Exercise |
Copy the data exactly; pictures stay out of the copy.

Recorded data
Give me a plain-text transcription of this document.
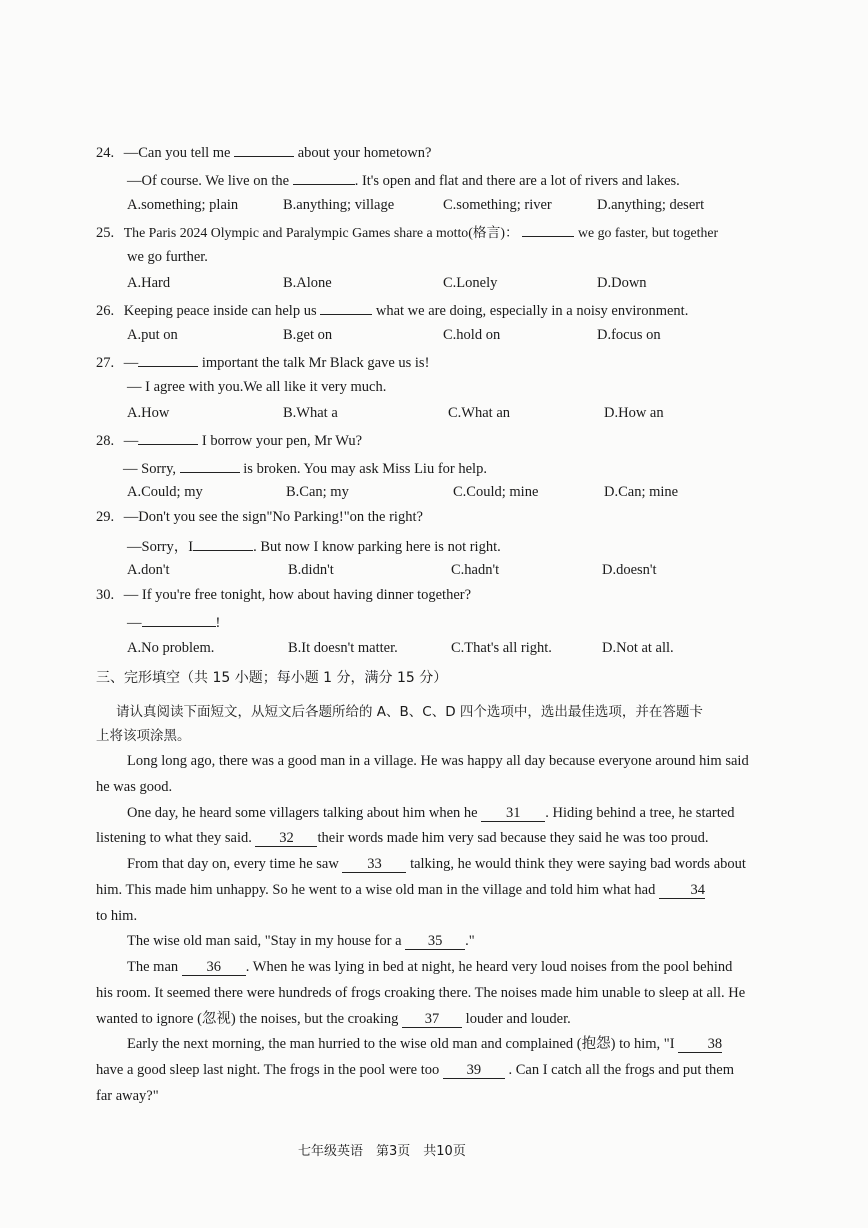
24. —Can you tell me	about your hometown?
—Of course. We live on the	. It's open and flat and there are a lot of rivers and lakes.
A.something; plain	B.anything; village	C.something; river	D.anything; desert
25. The Paris 2024 Olympic and Paralympic Games share a motto(格言)：	we go faster, but together
we go further.
A.Hard	B.Alone	C.Lonely	D.Down
26. Keeping peace inside can help us	what we are doing, especially in a noisy environment.
A.put on	B.get on	C.hold on	D.focus on
27. —	important the talk Mr Black gave us is!
— I agree with you.We all like it very much.
A.How	B.What a	C.What an	D.How an
28. —	I borrow your pen, Mr Wu?
— Sorry,	is broken. You may ask Miss Liu for help.
A.Could; my	B.Can; my	C.Could; mine	D.Can; mine
29. —Don't you see the sign"No Parking!"on the right?
—Sorry，I	. But now I know parking here is not right.
A.don't	B.didn't	C.hadn't	D.doesn't
30. — If you're free tonight, how about having dinner together?
—	!
A.No problem.	B.It doesn't matter.	C.That's all right.	D.Not at all.
三、完形填空（共 15 小题；每小题 1 分，满分 15 分）
请认真阅读下面短文，从短文后各题所给的 A、B、C、D 四个选项中，选出最佳选项，并在答题卡
上将该项涂黑。
Long long ago, there was a good man in a village. He was happy all day because everyone around him said
he was good.
One day, he heard some villagers talking about him when he 31 . Hiding behind a tree, he started
listening to what they said. 32 their words made him very sad because they said he was too proud.
From that day on, every time he saw 33 talking, he would think they were saying bad words about
him. This made him unhappy. So he went to a wise old man in the village and told him what had 34
to him.
The wise old man said, "Stay in my house for a 35 ."
The man 36 . When he was lying in bed at night, he heard very loud noises from the pool behind
his room. It seemed there were hundreds of frogs croaking there. The noises made him unable to sleep at all. He
wanted to ignore (忽视) the noises, but the croaking 37 louder and louder.
Early the next morning, the man hurried to the wise old man and complained (抱怨) to him, "I 38
have a good sleep last night. The frogs in the pool were too 39 . Can I catch all the frogs and put them
far away?"
七年级英语　第3页　共10页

Solution to this problem |
Give me a plain-text transcription of this document.
24. —Can you tell me	about your hometown?
—Of course. We live on the	. It's open and flat and there are a lot of rivers and lakes.
A.something; plain	B.anything; village	C.something; river	D.anything; desert
25. The Paris 2024 Olympic and Paralympic Games share a motto(格言)：	we go faster, but together
we go further.
A.Hard	B.Alone	C.Lonely	D.Down
26. Keeping peace inside can help us	what we are doing, especially in a noisy environment.
A.put on	B.get on	C.hold on	D.focus on
27. —	important the talk Mr Black gave us is!
— I agree with you.We all like it very much.
A.How	B.What a	C.What an	D.How an
28. —	I borrow your pen, Mr Wu?
— Sorry,	is broken. You may ask Miss Liu for help.
A.Could; my	B.Can; my	C.Could; mine	D.Can; mine
29. —Don't you see the sign"No Parking!"on the right?
—Sorry，I	. But now I know parking here is not right.
A.don't	B.didn't	C.hadn't	D.doesn't
30. — If you're free tonight, how about having dinner together?
—	!
A.No problem.	B.It doesn't matter.	C.That's all right.	D.Not at all.
三、完形填空（共 15 小题；每小题 1 分，满分 15 分）
请认真阅读下面短文，从短文后各题所给的 A、B、C、D 四个选项中，选出最佳选项，并在答题卡
上将该项涂黑。
Long long ago, there was a good man in a village. He was happy all day because everyone around him said
he was good.
One day, he heard some villagers talking about him when he 31 . Hiding behind a tree, he started
listening to what they said. 32 their words made him very sad because they said he was too proud.
From that day on, every time he saw 33 talking, he would think they were saying bad words about
him. This made him unhappy. So he went to a wise old man in the village and told him what had 34
to him.
The wise old man said, "Stay in my house for a 35 ."
The man 36 . When he was lying in bed at night, he heard very loud noises from the pool behind
his room. It seemed there were hundreds of frogs croaking there. The noises made him unable to sleep at all. He
wanted to ignore (忽视) the noises, but the croaking 37 louder and louder.
Early the next morning, the man hurried to the wise old man and complained (抱怨) to him, "I 38
have a good sleep last night. The frogs in the pool were too 39 . Can I catch all the frogs and put them
far away?"
七年级英语　第3页　共10页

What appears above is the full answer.